[Data entries for graphics]
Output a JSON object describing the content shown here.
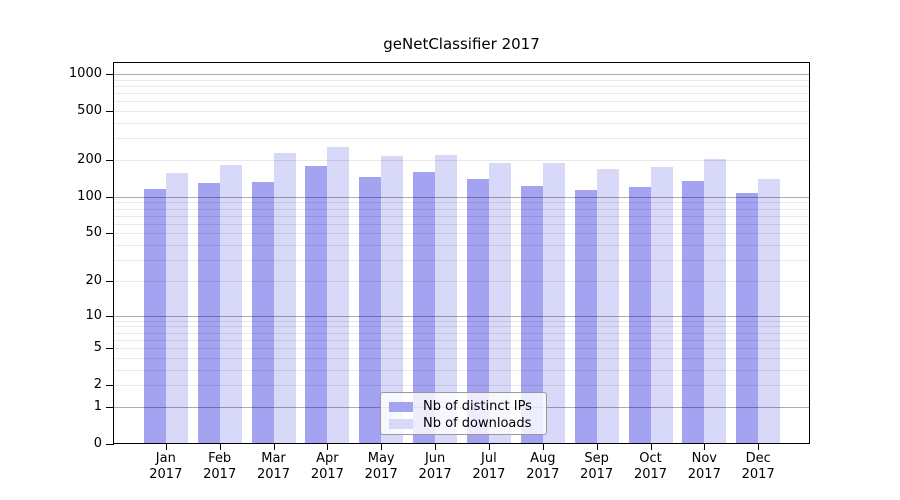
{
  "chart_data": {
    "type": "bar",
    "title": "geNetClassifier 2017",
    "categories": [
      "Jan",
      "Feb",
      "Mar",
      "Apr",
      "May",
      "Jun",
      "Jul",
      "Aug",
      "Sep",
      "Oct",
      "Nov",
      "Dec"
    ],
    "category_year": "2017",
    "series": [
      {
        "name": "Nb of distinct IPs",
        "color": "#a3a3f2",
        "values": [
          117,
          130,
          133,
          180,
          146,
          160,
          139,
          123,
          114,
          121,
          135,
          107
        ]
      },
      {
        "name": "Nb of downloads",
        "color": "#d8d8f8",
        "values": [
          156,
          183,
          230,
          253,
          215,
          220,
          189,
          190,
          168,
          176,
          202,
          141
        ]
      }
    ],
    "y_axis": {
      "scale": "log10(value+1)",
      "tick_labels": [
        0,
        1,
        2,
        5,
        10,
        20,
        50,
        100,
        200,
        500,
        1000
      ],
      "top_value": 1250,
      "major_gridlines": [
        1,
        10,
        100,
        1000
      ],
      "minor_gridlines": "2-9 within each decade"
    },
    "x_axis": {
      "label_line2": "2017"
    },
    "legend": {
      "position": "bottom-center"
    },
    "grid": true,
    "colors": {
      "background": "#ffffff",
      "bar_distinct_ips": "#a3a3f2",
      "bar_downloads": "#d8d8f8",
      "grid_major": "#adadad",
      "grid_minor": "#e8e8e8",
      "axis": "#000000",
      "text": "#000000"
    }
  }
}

#### Goal of the exercise:
What is needed is an exact reproduction of the data, pictures excluded.

#### Final answer:
Output a JSON object describing the content shown here.
{
  "chart_data": {
    "type": "bar",
    "title": "geNetClassifier 2017",
    "categories": [
      "Jan",
      "Feb",
      "Mar",
      "Apr",
      "May",
      "Jun",
      "Jul",
      "Aug",
      "Sep",
      "Oct",
      "Nov",
      "Dec"
    ],
    "category_year": "2017",
    "series": [
      {
        "name": "Nb of distinct IPs",
        "color": "#a3a3f2",
        "values": [
          117,
          130,
          133,
          180,
          146,
          160,
          139,
          123,
          114,
          121,
          135,
          107
        ]
      },
      {
        "name": "Nb of downloads",
        "color": "#d8d8f8",
        "values": [
          156,
          183,
          230,
          253,
          215,
          220,
          189,
          190,
          168,
          176,
          202,
          141
        ]
      }
    ],
    "y_axis": {
      "scale": "log10(value+1)",
      "tick_labels": [
        0,
        1,
        2,
        5,
        10,
        20,
        50,
        100,
        200,
        500,
        1000
      ],
      "top_value": 1250,
      "major_gridlines": [
        1,
        10,
        100,
        1000
      ],
      "minor_gridlines": "2-9 within each decade"
    },
    "x_axis": {
      "label_line2": "2017"
    },
    "legend": {
      "position": "bottom-center"
    },
    "grid": true,
    "colors": {
      "background": "#ffffff",
      "bar_distinct_ips": "#a3a3f2",
      "bar_downloads": "#d8d8f8",
      "grid_major": "#adadad",
      "grid_minor": "#e8e8e8",
      "axis": "#000000",
      "text": "#000000"
    }
  }
}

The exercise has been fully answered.